DIRECTIONS:
Please list all lines of the material below in which the string "image" occurs.

— BEGIN —

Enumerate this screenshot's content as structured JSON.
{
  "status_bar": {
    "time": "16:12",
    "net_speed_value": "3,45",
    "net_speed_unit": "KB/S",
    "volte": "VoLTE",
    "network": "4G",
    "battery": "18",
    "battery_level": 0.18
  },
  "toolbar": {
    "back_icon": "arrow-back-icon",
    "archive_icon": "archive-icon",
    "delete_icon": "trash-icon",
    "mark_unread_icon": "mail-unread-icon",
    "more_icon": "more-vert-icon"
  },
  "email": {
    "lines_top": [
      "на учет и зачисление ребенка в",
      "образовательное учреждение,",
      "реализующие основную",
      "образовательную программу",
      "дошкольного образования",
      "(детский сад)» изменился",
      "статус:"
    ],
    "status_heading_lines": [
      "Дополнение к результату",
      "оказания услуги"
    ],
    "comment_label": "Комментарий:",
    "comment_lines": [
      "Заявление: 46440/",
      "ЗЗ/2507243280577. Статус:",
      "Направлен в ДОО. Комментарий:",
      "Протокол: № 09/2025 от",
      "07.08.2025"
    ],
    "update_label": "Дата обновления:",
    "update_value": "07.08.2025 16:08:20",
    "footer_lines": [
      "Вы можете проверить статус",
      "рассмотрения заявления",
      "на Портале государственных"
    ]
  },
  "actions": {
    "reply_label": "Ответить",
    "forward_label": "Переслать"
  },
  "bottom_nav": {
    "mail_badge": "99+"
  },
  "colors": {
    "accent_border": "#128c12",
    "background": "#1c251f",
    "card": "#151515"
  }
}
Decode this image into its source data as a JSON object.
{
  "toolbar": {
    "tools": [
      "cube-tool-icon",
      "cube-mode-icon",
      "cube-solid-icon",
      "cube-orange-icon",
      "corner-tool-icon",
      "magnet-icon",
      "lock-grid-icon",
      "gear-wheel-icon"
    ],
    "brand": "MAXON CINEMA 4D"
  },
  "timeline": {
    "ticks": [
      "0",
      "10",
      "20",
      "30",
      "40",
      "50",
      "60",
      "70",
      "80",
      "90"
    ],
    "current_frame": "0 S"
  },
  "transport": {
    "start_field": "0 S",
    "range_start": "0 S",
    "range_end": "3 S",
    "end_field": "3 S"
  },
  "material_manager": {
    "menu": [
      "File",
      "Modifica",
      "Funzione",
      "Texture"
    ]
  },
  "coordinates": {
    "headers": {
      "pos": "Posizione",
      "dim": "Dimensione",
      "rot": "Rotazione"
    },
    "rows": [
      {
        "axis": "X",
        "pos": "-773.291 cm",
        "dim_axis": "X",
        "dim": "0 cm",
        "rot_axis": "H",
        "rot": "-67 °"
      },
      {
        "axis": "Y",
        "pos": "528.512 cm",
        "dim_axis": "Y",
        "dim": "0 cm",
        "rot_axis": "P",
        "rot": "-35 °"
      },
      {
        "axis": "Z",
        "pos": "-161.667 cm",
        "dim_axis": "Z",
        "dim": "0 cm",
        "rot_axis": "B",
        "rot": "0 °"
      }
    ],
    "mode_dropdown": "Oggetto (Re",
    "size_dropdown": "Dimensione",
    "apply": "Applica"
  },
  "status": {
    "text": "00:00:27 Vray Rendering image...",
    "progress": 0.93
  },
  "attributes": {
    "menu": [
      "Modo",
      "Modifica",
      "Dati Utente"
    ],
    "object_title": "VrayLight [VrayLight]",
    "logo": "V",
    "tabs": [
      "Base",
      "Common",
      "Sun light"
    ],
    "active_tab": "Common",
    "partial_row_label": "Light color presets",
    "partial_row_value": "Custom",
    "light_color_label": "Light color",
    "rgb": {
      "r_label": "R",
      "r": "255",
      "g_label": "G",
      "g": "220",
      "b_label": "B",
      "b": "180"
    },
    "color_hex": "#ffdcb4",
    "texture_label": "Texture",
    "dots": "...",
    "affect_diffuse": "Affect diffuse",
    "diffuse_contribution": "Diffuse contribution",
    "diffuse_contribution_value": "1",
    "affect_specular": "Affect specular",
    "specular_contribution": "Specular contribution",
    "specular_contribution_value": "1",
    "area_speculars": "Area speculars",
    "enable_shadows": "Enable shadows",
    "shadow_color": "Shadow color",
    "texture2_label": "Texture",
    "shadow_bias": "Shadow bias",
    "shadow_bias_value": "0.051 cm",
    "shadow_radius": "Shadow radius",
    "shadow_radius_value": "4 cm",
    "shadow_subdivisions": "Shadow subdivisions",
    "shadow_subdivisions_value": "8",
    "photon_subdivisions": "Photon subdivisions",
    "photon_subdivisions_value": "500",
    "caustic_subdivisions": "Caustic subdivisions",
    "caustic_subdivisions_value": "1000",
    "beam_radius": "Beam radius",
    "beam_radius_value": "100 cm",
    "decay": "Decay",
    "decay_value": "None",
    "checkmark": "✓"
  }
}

— END —

RESPONSE TO THE EXERCISE:
Decode this image into its source data as a JSON object.
    "text": "00:00:27 Vray Rendering image...",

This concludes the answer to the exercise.